# PROVIDED ENTRIES:
-=-=-=-=-

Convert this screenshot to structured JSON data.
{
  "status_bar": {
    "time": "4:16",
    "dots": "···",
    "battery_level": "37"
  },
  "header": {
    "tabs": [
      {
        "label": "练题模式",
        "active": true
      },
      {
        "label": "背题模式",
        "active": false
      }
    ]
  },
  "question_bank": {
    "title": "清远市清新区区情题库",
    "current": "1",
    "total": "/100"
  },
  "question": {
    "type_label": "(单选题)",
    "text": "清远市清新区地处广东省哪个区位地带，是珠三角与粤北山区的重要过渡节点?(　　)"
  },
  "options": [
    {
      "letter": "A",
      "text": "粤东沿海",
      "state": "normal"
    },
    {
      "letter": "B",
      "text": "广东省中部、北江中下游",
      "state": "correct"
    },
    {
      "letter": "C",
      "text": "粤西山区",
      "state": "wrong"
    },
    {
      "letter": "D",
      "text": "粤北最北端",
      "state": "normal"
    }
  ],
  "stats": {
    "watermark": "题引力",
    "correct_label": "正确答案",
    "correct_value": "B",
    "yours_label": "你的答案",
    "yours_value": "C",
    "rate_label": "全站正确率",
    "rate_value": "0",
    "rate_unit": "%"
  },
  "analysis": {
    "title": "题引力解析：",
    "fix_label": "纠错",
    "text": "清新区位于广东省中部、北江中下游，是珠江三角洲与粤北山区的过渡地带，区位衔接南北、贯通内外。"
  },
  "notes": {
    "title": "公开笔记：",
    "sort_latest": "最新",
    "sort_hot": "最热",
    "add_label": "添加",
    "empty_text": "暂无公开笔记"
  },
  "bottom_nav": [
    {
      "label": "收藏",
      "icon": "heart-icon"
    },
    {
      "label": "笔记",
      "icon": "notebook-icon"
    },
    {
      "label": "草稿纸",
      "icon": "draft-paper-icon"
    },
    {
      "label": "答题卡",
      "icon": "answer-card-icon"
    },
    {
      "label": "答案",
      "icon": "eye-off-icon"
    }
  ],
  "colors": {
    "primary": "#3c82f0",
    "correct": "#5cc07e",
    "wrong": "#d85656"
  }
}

-=-=-=-=-

List all lines in the material containing the string "北江中下游".

# OUTPUT FOR THIS EXERCISE:
      "text": "广东省中部、北江中下游",
    "text": "清新区位于广东省中部、北江中下游，是珠江三角洲与粤北山区的过渡地带，区位衔接南北、贯通内外。"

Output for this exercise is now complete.